Take every line from the listing below that contains "letter".

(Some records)
* Start *

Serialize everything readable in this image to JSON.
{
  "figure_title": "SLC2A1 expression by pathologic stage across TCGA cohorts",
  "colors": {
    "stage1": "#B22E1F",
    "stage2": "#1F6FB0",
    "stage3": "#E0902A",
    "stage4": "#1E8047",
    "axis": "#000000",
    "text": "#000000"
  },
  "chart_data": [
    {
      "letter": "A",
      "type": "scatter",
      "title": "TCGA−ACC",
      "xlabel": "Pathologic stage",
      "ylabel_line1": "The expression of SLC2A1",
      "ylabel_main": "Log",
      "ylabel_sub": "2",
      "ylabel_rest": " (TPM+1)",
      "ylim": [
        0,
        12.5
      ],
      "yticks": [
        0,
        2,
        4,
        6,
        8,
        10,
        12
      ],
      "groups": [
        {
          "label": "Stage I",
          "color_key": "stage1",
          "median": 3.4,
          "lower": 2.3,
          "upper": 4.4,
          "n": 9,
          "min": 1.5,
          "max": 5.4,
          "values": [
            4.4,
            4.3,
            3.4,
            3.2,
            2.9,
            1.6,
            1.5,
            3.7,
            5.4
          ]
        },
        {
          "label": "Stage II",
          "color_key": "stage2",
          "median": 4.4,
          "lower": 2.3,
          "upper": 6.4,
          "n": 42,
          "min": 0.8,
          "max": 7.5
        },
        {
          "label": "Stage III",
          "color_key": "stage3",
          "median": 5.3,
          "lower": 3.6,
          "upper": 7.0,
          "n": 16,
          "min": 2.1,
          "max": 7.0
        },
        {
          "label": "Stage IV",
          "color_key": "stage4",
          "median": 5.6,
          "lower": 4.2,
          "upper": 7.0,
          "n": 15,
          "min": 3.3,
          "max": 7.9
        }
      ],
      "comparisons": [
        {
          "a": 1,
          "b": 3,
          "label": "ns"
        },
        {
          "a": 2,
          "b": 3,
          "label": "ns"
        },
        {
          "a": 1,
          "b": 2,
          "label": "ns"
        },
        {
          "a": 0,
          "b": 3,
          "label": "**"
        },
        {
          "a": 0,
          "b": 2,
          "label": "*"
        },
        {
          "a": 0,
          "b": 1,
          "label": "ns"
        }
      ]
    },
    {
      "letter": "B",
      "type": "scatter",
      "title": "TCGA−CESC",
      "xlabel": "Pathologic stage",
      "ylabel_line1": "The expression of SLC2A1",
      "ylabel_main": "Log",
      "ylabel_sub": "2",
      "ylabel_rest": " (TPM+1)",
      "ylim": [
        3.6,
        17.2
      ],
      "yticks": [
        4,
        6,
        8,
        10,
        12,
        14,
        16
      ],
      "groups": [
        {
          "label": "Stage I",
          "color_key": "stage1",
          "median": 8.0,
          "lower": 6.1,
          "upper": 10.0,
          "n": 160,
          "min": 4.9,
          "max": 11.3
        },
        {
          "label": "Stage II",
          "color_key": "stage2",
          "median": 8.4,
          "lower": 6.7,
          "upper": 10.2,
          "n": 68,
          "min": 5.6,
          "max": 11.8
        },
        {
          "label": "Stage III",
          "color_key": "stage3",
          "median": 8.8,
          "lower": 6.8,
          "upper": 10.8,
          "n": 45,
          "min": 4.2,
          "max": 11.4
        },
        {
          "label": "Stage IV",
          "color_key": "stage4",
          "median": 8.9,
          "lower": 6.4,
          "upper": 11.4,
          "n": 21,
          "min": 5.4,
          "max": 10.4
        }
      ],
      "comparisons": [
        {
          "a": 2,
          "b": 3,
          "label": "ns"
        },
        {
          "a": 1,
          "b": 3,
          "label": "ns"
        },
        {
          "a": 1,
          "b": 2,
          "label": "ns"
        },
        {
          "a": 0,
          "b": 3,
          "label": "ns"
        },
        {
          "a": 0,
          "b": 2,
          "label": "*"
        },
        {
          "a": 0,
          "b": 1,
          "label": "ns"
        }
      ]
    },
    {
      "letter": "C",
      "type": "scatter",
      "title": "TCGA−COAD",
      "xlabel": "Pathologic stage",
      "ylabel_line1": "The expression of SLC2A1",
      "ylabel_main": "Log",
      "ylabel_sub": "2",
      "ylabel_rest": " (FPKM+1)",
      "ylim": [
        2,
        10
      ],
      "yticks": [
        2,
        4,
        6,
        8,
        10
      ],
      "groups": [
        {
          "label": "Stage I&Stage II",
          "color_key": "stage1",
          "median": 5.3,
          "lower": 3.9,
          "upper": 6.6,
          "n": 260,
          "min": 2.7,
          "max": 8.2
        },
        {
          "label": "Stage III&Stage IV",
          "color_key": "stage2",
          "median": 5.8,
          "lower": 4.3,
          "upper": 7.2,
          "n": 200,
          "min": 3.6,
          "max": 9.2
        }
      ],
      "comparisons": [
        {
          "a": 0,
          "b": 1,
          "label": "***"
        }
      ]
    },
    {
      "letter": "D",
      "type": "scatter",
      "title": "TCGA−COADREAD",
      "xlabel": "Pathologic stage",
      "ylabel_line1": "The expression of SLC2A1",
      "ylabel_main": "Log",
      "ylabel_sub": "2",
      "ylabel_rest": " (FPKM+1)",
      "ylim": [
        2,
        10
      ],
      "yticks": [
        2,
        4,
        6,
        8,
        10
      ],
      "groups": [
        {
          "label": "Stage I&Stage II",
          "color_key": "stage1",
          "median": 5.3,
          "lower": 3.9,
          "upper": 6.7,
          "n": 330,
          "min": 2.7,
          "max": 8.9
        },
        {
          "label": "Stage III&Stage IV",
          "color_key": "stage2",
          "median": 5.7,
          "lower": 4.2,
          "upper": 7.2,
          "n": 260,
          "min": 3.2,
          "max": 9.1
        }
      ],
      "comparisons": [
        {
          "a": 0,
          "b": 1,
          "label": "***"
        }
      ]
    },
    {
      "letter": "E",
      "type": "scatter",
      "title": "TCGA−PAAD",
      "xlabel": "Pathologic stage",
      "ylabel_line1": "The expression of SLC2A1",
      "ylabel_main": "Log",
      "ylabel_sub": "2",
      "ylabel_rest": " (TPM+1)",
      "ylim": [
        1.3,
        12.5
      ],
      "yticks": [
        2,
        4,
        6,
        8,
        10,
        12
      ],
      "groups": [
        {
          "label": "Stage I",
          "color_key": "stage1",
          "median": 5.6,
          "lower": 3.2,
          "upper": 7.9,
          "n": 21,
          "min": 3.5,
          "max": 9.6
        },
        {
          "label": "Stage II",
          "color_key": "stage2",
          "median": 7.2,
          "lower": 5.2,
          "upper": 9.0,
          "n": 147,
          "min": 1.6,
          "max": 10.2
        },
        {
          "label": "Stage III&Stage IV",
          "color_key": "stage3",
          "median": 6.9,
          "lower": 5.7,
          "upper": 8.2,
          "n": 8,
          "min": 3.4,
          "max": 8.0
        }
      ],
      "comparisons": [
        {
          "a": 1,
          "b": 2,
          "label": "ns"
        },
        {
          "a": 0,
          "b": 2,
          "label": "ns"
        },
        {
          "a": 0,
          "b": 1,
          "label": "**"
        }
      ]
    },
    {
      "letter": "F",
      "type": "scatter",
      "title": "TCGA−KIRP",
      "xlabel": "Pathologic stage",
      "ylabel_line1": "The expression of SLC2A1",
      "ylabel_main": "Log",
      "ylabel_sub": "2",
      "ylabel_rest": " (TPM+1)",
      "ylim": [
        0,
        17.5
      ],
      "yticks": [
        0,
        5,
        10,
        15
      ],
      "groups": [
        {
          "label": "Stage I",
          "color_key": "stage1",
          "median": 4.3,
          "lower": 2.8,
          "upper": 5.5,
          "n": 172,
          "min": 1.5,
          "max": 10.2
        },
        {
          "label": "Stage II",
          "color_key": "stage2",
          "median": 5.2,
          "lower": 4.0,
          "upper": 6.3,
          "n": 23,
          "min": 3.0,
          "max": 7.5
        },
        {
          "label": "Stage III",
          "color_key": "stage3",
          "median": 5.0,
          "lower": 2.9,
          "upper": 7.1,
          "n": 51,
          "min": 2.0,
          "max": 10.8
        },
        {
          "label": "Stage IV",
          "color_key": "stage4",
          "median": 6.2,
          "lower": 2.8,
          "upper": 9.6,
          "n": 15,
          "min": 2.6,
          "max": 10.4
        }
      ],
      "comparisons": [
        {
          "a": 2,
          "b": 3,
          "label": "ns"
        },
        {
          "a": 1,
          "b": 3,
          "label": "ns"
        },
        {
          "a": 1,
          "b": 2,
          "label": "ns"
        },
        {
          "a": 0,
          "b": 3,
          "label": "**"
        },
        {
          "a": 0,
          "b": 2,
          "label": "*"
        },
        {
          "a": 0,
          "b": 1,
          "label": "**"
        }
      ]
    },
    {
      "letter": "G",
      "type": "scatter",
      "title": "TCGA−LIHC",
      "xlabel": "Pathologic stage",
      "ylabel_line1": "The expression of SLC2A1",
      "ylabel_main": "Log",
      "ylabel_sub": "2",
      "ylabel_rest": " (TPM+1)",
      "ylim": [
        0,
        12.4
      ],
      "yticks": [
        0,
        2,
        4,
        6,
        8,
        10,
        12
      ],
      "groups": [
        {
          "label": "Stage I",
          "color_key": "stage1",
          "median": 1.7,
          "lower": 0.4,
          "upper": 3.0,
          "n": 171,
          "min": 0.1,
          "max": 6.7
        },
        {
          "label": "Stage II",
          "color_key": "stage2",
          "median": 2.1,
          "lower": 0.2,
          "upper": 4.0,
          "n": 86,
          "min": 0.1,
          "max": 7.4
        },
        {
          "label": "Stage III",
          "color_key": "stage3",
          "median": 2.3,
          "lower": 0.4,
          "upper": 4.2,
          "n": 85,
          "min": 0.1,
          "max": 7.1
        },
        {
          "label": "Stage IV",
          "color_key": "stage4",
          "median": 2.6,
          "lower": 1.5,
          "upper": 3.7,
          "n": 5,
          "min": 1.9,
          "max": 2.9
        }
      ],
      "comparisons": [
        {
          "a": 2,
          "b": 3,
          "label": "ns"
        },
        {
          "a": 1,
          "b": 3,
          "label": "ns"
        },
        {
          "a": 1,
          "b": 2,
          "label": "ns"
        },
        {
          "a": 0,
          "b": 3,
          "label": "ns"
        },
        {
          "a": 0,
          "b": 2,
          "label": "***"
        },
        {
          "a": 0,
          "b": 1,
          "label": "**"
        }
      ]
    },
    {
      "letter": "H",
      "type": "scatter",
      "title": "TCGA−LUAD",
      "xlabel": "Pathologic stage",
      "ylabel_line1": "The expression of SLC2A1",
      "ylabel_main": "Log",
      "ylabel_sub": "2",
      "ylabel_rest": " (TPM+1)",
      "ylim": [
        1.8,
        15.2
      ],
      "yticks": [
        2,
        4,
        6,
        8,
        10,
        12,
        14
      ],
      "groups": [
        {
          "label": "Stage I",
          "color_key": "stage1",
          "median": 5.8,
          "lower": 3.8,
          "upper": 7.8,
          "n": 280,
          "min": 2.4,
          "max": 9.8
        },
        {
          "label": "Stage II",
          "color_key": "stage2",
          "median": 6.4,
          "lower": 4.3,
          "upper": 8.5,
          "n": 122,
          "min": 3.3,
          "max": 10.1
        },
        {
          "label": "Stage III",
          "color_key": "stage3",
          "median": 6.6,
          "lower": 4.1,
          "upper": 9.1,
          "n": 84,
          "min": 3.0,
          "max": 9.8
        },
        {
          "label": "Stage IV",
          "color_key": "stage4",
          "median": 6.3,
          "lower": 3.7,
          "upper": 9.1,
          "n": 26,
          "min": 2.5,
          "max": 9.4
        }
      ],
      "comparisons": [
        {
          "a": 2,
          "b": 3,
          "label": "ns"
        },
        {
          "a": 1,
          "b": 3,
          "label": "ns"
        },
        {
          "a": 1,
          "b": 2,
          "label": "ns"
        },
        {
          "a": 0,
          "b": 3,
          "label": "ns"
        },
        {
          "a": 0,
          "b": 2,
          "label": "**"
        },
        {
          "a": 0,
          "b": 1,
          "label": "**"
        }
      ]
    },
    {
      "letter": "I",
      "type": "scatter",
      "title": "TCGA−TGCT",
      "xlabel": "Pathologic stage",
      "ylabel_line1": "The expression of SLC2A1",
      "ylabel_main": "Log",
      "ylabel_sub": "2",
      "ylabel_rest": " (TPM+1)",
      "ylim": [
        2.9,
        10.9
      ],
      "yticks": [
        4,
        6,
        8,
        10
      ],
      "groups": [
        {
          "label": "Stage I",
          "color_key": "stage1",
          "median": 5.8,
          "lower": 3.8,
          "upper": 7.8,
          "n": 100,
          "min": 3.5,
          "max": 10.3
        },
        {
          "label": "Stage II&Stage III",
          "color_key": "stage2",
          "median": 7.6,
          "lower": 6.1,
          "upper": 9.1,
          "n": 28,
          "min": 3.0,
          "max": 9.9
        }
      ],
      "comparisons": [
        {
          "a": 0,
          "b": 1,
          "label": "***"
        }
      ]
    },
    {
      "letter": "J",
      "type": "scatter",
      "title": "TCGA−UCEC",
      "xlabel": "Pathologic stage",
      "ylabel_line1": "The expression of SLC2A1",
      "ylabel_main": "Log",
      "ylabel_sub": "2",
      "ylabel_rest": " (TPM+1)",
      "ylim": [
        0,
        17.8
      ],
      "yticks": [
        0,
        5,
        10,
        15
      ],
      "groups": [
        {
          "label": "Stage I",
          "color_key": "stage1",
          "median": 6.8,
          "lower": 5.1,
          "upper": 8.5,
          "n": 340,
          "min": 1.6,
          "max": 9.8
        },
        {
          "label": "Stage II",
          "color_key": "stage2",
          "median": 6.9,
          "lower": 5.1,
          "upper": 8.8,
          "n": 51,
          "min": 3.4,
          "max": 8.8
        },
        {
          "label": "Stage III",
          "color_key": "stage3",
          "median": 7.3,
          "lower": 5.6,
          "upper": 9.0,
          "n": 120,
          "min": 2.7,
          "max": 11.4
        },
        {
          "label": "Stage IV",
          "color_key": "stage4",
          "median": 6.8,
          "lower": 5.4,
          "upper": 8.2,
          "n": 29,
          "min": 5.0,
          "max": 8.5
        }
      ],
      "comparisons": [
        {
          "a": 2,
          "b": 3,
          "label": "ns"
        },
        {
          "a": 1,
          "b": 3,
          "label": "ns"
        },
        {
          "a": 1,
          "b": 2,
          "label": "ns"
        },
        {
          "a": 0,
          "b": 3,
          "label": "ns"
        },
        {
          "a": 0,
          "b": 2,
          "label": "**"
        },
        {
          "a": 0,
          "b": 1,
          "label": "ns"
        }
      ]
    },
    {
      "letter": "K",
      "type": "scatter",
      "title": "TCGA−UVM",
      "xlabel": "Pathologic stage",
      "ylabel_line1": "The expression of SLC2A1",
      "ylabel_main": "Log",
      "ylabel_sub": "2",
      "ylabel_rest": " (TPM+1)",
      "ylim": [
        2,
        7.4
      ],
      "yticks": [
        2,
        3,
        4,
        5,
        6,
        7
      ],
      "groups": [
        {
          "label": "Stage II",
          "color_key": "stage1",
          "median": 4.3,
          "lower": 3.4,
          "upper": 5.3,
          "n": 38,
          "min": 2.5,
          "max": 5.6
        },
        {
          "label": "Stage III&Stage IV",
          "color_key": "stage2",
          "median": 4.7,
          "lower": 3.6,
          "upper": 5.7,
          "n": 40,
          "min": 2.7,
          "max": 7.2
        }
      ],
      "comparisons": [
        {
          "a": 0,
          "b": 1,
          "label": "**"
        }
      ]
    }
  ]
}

* End *

▸ **Response**:
      "letter": "A",
      "letter": "B",
      "letter": "C",
      "letter": "D",
      "letter": "E",
      "letter": "F",
      "letter": "G",
      "letter": "H",
      "letter": "I",
      "letter": "J",
      "letter": "K",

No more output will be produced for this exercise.